Return the line containing "What data populates" and all lines after it exactly; stop at the end of the material.

Start of Data to process

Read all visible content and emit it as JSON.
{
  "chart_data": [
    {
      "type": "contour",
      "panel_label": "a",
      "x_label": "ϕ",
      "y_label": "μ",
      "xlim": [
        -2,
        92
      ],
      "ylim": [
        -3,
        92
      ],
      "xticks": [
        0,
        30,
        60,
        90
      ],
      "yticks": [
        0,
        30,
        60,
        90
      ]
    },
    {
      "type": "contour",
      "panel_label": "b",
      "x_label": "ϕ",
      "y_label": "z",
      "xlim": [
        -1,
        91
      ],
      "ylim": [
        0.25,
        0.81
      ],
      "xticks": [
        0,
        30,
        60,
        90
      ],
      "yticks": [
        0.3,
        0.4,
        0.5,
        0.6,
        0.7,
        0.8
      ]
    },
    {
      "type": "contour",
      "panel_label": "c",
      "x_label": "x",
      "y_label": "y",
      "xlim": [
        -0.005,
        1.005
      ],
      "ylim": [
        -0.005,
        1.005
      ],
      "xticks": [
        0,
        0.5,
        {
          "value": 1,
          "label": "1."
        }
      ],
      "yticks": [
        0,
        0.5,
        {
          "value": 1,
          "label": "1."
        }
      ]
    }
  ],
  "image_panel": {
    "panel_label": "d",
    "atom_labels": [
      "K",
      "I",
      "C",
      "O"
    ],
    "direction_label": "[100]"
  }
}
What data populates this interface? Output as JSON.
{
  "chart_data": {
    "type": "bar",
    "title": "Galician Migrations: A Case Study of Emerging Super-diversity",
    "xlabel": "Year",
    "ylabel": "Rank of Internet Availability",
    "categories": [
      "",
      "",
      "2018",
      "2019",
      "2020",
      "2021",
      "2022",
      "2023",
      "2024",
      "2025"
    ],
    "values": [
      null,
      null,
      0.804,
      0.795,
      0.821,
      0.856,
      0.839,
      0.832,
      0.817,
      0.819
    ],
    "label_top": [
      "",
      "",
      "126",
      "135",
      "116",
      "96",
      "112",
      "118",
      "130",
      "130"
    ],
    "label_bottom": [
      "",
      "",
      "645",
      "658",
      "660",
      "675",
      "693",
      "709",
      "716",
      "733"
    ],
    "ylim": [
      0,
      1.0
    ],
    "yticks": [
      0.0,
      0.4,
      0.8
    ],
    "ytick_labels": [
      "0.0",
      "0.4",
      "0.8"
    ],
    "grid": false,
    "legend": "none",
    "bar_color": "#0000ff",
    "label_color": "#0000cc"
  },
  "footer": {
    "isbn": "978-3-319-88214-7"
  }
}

End of Data to process

_The response:_
What data populates this interface? Output as JSON.
{
  "chart_data": {
    "type": "bar",
    "title": "Galician Migrations: A Case Study of Emerging Super-diversity",
    "xlabel": "Year",
    "ylabel": "Rank of Internet Availability",
    "categories": [
      "",
      "",
      "2018",
      "2019",
      "2020",
      "2021",
      "2022",
      "2023",
      "2024",
      "2025"
    ],
    "values": [
      null,
      null,
      0.804,
      0.795,
      0.821,
      0.856,
      0.839,
      0.832,
      0.817,
      0.819
    ],
    "label_top": [
      "",
      "",
      "126",
      "135",
      "116",
      "96",
      "112",
      "118",
      "130",
      "130"
    ],
    "label_bottom": [
      "",
      "",
      "645",
      "658",
      "660",
      "675",
      "693",
      "709",
      "716",
      "733"
    ],
    "ylim": [
      0,
      1.0
    ],
    "yticks": [
      0.0,
      0.4,
      0.8
    ],
    "ytick_labels": [
      "0.0",
      "0.4",
      "0.8"
    ],
    "grid": false,
    "legend": "none",
    "bar_color": "#0000ff",
    "label_color": "#0000cc"
  },
  "footer": {
    "isbn": "978-3-319-88214-7"
  }
}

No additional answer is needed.